[AIM]
Where a line contains the word "export", copy that line in full.

===

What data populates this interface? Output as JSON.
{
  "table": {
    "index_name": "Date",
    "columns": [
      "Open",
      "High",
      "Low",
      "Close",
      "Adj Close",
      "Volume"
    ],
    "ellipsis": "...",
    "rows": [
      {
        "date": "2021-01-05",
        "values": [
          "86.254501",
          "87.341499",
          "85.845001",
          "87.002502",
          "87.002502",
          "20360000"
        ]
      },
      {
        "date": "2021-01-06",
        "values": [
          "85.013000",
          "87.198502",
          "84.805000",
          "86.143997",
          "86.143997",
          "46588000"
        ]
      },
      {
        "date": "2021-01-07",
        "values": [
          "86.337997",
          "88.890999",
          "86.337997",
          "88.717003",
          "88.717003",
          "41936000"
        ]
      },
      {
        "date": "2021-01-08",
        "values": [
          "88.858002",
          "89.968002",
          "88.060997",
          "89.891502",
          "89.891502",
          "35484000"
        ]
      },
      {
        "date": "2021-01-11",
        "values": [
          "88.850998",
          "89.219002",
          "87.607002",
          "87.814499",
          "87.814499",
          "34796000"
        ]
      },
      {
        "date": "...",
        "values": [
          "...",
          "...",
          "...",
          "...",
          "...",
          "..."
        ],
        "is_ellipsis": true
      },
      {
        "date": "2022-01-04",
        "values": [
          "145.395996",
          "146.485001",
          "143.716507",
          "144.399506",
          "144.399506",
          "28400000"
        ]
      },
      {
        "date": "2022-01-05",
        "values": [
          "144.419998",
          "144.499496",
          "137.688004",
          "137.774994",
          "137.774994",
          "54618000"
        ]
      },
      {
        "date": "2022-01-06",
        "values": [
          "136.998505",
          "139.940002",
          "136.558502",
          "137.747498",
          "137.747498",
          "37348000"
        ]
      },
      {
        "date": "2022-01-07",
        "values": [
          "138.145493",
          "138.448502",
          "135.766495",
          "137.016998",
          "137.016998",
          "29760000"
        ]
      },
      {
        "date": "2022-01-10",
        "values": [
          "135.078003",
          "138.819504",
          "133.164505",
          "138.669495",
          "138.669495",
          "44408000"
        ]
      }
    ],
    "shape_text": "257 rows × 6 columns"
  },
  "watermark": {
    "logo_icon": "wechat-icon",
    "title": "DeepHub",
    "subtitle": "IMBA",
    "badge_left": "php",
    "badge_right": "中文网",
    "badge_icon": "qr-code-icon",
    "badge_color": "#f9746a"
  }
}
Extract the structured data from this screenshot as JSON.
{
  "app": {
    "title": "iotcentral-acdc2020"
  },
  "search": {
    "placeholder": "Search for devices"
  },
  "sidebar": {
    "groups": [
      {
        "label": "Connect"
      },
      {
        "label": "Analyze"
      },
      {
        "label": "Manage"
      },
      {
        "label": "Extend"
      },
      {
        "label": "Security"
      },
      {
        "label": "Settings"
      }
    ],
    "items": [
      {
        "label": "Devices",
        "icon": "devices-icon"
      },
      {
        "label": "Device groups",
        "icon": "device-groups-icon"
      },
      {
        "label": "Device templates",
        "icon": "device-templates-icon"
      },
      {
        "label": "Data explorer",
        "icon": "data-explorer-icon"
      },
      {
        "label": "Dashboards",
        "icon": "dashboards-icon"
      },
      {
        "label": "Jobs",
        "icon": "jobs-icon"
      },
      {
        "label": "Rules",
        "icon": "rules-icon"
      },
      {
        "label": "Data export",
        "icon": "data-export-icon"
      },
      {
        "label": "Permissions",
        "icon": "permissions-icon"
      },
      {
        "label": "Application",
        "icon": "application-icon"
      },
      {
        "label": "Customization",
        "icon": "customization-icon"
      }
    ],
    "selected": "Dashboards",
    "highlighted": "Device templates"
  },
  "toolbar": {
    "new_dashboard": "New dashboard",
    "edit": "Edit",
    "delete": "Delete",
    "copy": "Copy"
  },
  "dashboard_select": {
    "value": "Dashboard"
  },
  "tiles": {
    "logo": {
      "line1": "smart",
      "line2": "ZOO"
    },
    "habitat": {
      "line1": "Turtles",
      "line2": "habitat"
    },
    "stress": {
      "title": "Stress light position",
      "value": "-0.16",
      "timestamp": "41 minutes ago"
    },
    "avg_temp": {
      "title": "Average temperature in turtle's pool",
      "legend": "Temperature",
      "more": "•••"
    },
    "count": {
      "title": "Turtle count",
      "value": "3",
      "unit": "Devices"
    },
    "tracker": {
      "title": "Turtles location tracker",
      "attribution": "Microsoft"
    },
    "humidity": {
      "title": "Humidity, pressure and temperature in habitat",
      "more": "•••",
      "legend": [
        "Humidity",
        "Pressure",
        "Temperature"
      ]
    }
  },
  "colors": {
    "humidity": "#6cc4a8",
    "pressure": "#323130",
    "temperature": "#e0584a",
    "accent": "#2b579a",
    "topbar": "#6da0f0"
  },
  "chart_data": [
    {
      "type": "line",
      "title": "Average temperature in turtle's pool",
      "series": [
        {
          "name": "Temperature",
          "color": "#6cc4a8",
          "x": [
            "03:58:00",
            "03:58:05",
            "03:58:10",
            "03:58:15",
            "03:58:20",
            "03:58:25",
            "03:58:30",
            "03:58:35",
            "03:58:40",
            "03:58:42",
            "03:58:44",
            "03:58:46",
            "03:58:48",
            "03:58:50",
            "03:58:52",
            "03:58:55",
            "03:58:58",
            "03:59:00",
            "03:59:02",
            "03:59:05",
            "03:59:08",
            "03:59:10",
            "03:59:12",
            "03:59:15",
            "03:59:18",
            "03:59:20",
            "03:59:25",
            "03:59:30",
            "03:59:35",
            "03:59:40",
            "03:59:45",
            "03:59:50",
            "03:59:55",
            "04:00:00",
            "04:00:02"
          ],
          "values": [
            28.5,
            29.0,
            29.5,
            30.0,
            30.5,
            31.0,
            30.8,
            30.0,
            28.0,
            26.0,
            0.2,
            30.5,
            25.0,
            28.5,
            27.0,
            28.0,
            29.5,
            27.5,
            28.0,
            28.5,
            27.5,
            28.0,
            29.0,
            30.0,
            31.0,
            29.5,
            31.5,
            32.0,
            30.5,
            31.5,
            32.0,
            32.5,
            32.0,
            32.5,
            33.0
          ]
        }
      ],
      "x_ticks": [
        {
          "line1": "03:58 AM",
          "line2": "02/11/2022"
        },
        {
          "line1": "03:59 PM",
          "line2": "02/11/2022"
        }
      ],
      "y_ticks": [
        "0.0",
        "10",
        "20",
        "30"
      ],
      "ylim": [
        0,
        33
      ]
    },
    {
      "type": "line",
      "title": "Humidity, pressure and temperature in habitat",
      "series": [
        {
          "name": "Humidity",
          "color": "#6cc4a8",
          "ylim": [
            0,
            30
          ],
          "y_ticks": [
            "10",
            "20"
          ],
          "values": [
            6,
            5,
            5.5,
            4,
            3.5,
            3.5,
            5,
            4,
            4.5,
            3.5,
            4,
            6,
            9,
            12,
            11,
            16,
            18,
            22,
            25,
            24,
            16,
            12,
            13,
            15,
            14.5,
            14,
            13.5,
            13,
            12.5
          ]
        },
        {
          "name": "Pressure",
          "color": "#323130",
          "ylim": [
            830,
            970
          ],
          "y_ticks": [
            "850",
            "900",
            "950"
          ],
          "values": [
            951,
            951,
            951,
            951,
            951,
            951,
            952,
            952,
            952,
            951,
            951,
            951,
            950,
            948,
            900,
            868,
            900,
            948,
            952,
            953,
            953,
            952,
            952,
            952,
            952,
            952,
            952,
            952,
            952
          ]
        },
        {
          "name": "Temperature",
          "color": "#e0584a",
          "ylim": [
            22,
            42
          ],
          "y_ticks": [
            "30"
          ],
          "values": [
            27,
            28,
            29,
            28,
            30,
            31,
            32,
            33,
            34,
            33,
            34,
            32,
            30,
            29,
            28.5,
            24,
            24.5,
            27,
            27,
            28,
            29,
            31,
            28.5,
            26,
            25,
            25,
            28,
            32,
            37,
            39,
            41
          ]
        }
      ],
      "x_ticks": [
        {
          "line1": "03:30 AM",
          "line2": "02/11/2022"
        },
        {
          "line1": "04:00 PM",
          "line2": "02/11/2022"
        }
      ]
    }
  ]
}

===

[RESULT FOR THIS TASK]
        "label": "Data export",
        "icon": "data-export-icon"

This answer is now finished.